**SELECTED EXTRACT**
Hydrogenation of 2-ethyl-hexen-2-al on Ni/Al₂O₃ catalysts

Arthur R.J.M. Mattos^I; Sônia H. Probst^I; Júlio C. Afonso^II; Martin SchmalIII, ^* * e-mail: schmal@peq.coppe.ufrj.br

^IInstituto de Química, Universidade Federal de Santa Catarina, 88040-900 Florianópolis - SC, Brazil

^IIInstituto de Química, Universidade Federal do Rio de Janeiro, CP 68563, 21949-900 Rio de Janeiro - RJ, Brazil

^IIINúcleo de Catálise, COPPE, Universidade Federal do Rio de Janeiro, CP 68502, 21945-970 Rio de Janeiro - RJ, Brazil

ABSTRACT

This work describes the hydrogenation of 2-ethyl-hexen-2-al in a slurry bed reactor in liquid phase on Ni/Al₂O₃ catalysts (4.4-17.0% wt Ni). XRD, DRS and TPR results showed the presence of superficial Ni²⁺ species in octahedral (surface Ni oxide) and tetrahedral coordination (spinel-type phase) in the subsurface of the support. Nickel oxide crystallites were found in samples with Ni content above 7.3%, either in tetrahedral or octahedral coordination. The highest selectivity for 2-ethyl-hexanal was obtained with the catalysts containing 7.3% wt Ni. The turnover frequency (TOF) was independent on the Ni concentration, suggesting that this hydrogenation reaction is structure insensitive.

**RECORD EXCERPTS**
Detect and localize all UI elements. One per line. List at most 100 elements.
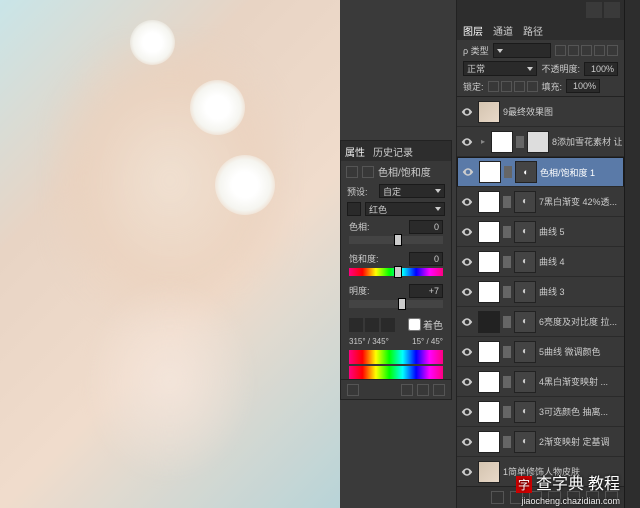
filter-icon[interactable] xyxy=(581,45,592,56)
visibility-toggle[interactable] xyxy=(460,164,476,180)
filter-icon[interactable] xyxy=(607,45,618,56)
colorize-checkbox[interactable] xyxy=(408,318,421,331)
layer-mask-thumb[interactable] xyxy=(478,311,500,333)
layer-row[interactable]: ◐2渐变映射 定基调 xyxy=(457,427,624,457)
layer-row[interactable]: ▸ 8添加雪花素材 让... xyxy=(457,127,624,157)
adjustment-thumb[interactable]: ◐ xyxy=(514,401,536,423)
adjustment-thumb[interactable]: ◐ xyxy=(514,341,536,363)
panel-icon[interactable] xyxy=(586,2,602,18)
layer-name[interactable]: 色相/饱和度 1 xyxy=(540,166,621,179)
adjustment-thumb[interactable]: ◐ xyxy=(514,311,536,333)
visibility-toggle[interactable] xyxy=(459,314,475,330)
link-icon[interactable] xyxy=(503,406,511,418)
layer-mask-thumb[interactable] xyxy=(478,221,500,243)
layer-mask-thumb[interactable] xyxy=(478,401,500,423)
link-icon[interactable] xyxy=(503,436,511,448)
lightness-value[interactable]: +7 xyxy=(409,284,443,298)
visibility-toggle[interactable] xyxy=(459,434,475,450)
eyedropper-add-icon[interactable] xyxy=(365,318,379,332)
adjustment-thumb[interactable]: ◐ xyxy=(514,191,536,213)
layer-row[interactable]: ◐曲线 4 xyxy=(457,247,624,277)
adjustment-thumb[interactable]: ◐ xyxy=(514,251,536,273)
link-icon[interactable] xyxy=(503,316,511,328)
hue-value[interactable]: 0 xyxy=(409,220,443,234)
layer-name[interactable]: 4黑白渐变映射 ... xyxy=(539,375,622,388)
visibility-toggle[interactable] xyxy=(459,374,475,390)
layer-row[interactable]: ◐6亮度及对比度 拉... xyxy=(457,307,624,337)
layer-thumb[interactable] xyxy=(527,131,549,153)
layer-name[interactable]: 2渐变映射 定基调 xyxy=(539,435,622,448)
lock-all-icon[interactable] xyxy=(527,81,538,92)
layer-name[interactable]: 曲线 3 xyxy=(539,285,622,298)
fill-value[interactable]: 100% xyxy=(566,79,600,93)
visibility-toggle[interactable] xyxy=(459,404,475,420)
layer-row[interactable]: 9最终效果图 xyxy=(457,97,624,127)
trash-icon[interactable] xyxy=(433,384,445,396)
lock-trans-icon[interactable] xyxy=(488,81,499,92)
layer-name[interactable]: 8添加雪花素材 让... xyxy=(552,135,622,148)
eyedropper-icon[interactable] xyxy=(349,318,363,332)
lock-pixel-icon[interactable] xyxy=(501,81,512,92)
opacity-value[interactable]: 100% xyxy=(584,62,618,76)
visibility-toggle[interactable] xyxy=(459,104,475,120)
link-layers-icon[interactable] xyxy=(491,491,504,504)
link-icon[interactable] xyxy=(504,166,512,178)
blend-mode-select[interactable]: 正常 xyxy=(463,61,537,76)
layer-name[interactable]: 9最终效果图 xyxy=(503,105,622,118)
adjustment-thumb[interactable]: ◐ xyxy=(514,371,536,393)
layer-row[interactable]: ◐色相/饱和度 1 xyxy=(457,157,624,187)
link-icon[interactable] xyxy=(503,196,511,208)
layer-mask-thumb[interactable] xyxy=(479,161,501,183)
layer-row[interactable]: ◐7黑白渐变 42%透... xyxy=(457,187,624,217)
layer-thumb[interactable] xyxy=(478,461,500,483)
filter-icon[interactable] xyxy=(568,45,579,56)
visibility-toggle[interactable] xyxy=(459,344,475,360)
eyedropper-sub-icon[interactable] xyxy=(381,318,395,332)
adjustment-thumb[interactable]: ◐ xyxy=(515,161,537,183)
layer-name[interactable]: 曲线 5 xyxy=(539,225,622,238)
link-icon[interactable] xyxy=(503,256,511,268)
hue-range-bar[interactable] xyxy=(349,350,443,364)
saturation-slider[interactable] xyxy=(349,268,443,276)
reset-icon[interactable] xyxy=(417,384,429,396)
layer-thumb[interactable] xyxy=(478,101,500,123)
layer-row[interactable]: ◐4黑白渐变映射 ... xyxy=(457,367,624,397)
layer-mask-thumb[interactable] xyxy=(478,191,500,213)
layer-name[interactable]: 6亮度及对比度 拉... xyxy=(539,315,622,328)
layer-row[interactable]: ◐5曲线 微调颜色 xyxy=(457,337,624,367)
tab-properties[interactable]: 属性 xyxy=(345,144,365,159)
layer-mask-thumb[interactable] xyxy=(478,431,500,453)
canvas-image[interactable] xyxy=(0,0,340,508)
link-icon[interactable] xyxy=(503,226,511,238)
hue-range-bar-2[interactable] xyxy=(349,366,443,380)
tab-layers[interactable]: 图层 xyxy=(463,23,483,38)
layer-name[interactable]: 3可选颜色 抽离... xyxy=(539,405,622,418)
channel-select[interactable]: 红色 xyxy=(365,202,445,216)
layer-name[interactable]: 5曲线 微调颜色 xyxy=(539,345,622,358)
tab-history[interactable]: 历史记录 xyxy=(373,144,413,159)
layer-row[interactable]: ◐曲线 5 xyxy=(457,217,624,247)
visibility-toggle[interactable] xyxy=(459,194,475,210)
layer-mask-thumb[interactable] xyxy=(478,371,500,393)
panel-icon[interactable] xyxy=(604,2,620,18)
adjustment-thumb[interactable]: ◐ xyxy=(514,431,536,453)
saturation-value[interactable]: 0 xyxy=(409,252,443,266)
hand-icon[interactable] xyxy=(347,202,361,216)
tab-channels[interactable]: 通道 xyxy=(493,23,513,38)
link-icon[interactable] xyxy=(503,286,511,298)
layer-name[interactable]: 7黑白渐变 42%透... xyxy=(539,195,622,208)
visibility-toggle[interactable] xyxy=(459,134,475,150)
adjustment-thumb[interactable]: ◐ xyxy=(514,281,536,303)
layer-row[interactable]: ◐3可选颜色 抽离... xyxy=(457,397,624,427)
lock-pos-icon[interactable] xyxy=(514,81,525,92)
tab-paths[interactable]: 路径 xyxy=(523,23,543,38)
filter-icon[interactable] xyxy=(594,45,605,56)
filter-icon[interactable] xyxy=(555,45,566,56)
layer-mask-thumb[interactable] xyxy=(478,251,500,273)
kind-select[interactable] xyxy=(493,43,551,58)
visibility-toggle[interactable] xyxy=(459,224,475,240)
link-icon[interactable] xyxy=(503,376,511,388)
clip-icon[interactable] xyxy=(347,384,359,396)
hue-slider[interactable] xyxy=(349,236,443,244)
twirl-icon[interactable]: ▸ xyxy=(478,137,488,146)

**DIRECTIVE 1**
In the listing, begin at the line that has "filter-icon[interactable] xyxy=(581,45,592,56)" and stop after the line that has "adjustment-thumb[interactable]: ◐ xyxy=(514,401,536,423)". Lay out those lines as a numbered list, leaving out any blank lines.
**DIRECTIVE 2**
Proceed with the article on hydrogenating 2-ethyl-hexen-2-al over Ni/Al₂O₃ catalysts, starting after its final sentence.

**TASK RESULT 1**
1. filter-icon[interactable] xyxy=(581,45,592,56)
2. visibility-toggle[interactable] xyxy=(460,164,476,180)
3. filter-icon[interactable] xyxy=(607,45,618,56)
4. colorize-checkbox[interactable] xyxy=(408,318,421,331)
5. layer-mask-thumb[interactable] xyxy=(478,311,500,333)
6. layer-row[interactable]: ◐2渐变映射 定基调 xyxy=(457,427,624,457)
7. layer-row[interactable]: ▸ 8添加雪花素材 让... xyxy=(457,127,624,157)
8. adjustment-thumb[interactable]: ◐ xyxy=(514,401,536,423)

**TASK RESULT 2**
Keywords: 2-ethyl-hexen-2-al, 2-ethyl-hexanal, Ni/Al₂O₃, slurry bed reactor

RESUMO

Este trabalho descreve a hidrogenação do 2-etil-hexen-2-al em um reator de lama em fase líquida sobre catalisadores Ni/Al₂O₃ (teor de Ni entre 4,4-17,0% p/p). Resultados de DRX, DRS e TPR mostraram a presença de espécies superficiais de Ni²⁺ em coordenação octaédrica (óxido de níquel superficial) e tetraédrica (fases do tipo espinélio) nas subcamadas do suporte. Nas amostras com altos teores de Ni, foram observados cristalitos de óxido de níquel, seja em coordenação octaédrica ou tetraédrica. A maior seletividade para a formação do intermediário 2-etil-hexanal foi obtida com o catalisador contendo 7,3% p/p de Ni. A freqüência de reação (TOF) independe da concentração de níquel, sugerindo que esta reação de hidrogenação é insensível à estrutura.

Introduction

Hydrogenation of 2-ethyl-hexen-2-al is one of the steps of the industrial synthesis of 2-ethyl-hexan-1-ol. In this reaction the main intermediate product is 2-ethyl-hexanal (Figure 1) and the final product is 2-ethyl-hexan-1-ol. The latter is very important for commercial applications, such as preparation of elastics and flexible frots of poly(vinyl acetal) and the manufacture of antioxidants for polymers and lubricant oils.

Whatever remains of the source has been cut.